Copy the listing below word for word, from its first line down to the line that contains "humidity sensor element 2 —". Include both of those lines.

## start Excerpted records

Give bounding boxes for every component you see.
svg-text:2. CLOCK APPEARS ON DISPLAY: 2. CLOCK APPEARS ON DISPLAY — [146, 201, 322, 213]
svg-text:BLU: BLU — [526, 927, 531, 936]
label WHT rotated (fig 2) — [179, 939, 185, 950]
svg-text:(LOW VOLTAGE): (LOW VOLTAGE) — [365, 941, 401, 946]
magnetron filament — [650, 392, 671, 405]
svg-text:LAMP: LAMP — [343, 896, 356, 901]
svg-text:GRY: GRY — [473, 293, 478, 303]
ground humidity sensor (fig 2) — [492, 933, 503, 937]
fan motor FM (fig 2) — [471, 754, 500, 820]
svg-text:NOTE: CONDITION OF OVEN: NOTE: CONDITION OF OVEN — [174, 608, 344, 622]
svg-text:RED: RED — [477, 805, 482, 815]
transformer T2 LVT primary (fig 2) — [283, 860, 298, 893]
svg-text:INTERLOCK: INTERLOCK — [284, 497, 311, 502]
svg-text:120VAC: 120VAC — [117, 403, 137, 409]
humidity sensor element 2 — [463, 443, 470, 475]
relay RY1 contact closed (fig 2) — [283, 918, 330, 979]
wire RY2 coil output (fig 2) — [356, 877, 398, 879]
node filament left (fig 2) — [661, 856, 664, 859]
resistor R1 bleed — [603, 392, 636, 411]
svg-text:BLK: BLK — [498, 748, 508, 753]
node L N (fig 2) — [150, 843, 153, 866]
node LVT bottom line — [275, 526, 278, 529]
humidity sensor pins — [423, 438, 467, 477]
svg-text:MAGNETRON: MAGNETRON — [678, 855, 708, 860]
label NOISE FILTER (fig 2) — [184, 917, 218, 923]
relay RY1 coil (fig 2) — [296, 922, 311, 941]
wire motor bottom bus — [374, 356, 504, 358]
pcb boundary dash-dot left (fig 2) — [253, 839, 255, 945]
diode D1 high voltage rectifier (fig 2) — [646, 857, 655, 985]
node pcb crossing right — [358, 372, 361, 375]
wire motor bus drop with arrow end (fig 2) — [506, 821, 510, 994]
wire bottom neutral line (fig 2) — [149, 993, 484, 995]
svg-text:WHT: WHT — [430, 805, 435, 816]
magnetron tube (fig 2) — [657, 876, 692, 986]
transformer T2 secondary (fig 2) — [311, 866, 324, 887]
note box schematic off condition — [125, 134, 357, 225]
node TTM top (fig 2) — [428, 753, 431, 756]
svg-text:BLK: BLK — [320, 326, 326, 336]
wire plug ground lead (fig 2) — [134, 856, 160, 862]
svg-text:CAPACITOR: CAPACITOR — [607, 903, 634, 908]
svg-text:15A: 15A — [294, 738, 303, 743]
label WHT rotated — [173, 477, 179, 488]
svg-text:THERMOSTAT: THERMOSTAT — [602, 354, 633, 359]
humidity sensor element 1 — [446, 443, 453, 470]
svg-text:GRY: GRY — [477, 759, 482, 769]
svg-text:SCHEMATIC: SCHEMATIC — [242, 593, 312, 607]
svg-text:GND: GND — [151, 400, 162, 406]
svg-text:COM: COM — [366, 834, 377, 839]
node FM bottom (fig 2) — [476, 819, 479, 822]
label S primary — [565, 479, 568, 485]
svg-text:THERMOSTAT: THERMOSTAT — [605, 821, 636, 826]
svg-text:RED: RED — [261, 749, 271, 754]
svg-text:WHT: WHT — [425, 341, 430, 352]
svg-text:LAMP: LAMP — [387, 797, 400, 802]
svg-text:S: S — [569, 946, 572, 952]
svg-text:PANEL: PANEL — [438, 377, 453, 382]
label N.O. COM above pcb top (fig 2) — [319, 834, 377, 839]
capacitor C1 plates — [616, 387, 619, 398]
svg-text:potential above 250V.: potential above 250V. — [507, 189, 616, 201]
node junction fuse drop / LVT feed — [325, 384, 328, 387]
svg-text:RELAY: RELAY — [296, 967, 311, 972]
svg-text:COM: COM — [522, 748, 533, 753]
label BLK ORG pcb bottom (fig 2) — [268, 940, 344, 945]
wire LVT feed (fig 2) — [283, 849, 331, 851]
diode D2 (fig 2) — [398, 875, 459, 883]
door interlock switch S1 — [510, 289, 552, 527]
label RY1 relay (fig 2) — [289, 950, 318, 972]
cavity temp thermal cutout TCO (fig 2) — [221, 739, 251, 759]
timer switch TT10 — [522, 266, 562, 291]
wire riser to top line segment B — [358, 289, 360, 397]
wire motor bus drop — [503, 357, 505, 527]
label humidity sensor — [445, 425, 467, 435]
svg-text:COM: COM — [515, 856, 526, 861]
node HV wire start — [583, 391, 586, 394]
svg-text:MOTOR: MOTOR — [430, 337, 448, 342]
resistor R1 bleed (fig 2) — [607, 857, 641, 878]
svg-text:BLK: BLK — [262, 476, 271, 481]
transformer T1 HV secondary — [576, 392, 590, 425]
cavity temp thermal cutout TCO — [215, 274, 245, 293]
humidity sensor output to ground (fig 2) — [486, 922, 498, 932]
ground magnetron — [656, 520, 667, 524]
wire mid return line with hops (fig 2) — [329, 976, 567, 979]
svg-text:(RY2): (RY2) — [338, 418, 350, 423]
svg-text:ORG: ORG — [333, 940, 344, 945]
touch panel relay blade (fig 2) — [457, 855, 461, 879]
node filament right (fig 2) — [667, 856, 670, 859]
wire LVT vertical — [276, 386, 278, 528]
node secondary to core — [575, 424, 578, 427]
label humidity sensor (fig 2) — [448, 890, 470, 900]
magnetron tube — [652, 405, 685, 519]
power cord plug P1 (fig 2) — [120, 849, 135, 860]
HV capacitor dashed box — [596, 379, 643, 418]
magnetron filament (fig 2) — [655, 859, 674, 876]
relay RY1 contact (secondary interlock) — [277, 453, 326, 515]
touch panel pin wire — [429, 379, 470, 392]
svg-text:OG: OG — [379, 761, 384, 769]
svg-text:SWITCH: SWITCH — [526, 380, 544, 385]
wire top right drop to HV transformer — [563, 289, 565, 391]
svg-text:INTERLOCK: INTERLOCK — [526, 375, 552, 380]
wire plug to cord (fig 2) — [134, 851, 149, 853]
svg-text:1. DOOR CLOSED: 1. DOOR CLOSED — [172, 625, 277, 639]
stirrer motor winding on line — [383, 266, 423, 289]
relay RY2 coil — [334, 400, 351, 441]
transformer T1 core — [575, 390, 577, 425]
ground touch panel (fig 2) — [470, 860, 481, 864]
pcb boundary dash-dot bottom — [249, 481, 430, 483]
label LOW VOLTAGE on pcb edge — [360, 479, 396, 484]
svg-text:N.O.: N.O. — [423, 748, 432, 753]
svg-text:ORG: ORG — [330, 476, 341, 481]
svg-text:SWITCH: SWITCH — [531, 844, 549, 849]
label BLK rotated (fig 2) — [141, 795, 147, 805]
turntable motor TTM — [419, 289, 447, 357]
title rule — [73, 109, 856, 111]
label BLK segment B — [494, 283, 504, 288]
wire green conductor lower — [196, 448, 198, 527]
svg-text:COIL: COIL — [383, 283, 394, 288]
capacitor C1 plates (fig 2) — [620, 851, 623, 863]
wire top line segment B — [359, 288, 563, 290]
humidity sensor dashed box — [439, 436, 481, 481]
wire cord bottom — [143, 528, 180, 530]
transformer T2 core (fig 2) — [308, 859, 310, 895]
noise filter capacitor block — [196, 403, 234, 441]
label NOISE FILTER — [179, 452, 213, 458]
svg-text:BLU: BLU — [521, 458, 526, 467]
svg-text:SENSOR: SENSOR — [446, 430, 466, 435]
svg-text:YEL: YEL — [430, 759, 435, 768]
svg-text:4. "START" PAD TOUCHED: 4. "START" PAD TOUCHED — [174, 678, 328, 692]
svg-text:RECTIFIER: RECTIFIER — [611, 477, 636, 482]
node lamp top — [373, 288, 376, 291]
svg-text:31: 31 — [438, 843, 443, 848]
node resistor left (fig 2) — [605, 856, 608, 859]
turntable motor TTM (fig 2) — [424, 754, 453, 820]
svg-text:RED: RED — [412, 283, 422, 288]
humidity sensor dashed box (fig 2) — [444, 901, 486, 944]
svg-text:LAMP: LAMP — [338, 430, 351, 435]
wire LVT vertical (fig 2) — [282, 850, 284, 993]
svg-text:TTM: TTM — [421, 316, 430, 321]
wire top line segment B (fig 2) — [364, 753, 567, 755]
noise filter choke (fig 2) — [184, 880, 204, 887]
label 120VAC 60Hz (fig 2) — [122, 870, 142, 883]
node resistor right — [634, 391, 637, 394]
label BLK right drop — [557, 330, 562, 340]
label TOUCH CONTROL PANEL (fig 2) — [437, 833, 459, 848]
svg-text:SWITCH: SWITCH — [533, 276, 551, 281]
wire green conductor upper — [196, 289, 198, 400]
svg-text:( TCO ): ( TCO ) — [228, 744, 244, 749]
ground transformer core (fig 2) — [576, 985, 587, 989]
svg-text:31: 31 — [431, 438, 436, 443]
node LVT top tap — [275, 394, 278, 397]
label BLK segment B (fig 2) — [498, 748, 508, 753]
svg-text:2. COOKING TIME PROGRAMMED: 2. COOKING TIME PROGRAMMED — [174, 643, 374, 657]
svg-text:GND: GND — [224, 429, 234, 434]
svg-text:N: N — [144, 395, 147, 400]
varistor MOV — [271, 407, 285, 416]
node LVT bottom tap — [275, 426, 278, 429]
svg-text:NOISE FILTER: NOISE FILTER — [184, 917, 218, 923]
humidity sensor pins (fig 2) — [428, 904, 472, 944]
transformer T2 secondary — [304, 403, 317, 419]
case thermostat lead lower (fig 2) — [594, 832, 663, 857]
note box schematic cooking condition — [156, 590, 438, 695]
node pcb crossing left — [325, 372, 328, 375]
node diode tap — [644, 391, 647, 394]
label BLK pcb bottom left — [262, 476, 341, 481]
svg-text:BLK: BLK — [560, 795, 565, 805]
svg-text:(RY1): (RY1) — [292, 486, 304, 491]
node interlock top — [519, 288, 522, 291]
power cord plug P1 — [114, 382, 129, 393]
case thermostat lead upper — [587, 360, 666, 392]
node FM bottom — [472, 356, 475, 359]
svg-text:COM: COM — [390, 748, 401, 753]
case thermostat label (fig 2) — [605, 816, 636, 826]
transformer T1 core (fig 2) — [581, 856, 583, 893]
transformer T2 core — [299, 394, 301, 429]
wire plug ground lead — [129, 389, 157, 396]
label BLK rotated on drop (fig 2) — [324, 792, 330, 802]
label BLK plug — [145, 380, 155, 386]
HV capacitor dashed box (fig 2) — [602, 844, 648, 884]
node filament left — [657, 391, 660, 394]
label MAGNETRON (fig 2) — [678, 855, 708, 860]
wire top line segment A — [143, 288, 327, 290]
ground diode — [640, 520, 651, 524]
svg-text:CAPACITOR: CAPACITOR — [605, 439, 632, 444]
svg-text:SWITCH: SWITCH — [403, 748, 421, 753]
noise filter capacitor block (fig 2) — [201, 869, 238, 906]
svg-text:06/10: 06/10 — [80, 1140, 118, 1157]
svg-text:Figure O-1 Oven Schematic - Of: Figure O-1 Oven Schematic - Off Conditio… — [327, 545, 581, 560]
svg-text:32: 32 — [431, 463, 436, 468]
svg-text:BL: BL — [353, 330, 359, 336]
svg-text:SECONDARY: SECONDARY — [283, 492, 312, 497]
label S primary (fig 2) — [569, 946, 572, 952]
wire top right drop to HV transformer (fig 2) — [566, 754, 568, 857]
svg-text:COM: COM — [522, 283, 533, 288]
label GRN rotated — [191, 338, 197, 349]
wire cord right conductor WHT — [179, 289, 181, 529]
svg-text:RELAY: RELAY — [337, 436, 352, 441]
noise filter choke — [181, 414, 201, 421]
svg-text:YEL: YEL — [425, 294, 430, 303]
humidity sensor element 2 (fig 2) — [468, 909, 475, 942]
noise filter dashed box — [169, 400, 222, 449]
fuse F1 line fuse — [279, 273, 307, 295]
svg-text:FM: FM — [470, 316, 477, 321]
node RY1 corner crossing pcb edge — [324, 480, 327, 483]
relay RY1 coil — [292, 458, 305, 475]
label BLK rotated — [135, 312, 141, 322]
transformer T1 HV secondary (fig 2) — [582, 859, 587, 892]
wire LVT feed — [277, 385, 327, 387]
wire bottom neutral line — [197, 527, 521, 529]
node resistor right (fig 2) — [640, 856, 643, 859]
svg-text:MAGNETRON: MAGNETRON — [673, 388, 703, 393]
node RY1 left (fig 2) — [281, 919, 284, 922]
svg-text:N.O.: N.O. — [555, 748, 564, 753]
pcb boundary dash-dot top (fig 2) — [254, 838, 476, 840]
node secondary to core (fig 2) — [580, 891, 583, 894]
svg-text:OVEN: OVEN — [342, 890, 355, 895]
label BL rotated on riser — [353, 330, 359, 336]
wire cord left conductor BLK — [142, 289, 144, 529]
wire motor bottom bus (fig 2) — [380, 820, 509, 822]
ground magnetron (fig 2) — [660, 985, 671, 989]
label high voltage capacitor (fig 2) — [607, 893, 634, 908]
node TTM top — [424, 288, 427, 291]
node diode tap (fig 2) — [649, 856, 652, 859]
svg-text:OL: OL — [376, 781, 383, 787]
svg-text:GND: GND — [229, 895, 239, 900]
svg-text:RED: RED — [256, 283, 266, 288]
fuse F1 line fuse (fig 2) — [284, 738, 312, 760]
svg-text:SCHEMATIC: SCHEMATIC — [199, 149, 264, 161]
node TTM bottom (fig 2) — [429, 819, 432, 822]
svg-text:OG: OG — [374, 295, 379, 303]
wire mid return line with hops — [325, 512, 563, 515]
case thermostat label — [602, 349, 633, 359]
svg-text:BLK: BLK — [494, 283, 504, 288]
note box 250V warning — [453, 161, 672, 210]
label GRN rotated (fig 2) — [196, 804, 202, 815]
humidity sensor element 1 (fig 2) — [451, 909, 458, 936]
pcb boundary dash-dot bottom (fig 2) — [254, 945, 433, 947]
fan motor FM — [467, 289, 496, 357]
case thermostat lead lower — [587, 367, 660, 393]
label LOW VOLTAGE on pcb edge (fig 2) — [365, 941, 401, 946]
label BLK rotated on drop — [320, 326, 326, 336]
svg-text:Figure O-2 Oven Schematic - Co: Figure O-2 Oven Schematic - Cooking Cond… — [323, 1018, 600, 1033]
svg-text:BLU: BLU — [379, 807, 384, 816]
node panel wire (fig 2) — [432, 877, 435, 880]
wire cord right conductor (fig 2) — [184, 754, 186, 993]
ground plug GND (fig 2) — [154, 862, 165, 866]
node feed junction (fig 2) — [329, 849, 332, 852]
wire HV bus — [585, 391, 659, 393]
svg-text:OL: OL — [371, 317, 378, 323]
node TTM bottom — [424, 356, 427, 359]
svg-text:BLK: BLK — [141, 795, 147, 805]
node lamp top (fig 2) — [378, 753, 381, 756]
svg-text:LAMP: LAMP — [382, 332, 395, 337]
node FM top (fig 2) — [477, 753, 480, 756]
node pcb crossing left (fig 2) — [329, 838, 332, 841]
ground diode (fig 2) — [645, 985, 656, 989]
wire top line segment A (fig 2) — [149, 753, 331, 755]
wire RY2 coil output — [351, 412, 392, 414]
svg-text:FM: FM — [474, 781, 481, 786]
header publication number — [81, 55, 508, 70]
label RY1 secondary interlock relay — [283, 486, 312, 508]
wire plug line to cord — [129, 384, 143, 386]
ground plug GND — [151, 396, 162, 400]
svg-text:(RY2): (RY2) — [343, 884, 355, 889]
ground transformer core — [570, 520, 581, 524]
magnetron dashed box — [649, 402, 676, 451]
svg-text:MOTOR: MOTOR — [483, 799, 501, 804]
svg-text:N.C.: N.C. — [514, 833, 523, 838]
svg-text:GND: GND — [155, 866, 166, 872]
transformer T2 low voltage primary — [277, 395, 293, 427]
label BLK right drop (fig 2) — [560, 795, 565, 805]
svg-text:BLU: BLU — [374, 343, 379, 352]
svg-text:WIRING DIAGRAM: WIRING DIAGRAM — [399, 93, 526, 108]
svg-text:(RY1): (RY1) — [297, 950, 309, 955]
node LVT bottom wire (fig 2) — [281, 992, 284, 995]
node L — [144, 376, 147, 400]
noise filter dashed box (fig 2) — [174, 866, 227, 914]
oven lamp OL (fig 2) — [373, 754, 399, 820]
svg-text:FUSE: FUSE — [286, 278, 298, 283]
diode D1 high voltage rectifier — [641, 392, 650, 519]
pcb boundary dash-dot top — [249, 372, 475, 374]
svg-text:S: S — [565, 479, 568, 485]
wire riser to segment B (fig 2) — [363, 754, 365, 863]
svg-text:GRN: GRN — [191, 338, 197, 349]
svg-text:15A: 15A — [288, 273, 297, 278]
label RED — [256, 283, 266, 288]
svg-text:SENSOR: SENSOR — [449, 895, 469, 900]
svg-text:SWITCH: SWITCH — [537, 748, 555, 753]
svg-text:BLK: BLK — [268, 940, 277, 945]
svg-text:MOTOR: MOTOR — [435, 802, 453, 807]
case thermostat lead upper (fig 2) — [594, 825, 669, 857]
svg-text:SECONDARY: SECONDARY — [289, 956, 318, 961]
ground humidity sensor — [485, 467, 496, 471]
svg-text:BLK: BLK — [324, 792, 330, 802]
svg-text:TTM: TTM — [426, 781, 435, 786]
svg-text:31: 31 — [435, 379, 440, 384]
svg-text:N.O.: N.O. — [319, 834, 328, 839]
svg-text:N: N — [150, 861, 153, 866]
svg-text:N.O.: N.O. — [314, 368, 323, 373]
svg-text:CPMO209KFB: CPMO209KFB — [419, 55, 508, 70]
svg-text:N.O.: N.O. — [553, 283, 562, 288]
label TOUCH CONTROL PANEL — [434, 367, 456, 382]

## end Excerpted records

Solution to the problem:
Give bounding boxes for every component you see.
svg-text:2. CLOCK APPEARS ON DISPLAY: 2. CLOCK APPEARS ON DISPLAY — [146, 201, 322, 213]
svg-text:BLU: BLU — [526, 927, 531, 936]
label WHT rotated (fig 2) — [179, 939, 185, 950]
svg-text:(LOW VOLTAGE): (LOW VOLTAGE) — [365, 941, 401, 946]
magnetron filament — [650, 392, 671, 405]
svg-text:LAMP: LAMP — [343, 896, 356, 901]
svg-text:GRY: GRY — [473, 293, 478, 303]
ground humidity sensor (fig 2) — [492, 933, 503, 937]
fan motor FM (fig 2) — [471, 754, 500, 820]
svg-text:NOTE: CONDITION OF OVEN: NOTE: CONDITION OF OVEN — [174, 608, 344, 622]
svg-text:RED: RED — [477, 805, 482, 815]
transformer T2 LVT primary (fig 2) — [283, 860, 298, 893]
svg-text:INTERLOCK: INTERLOCK — [284, 497, 311, 502]
svg-text:120VAC: 120VAC — [117, 403, 137, 409]
humidity sensor element 2 — [463, 443, 470, 475]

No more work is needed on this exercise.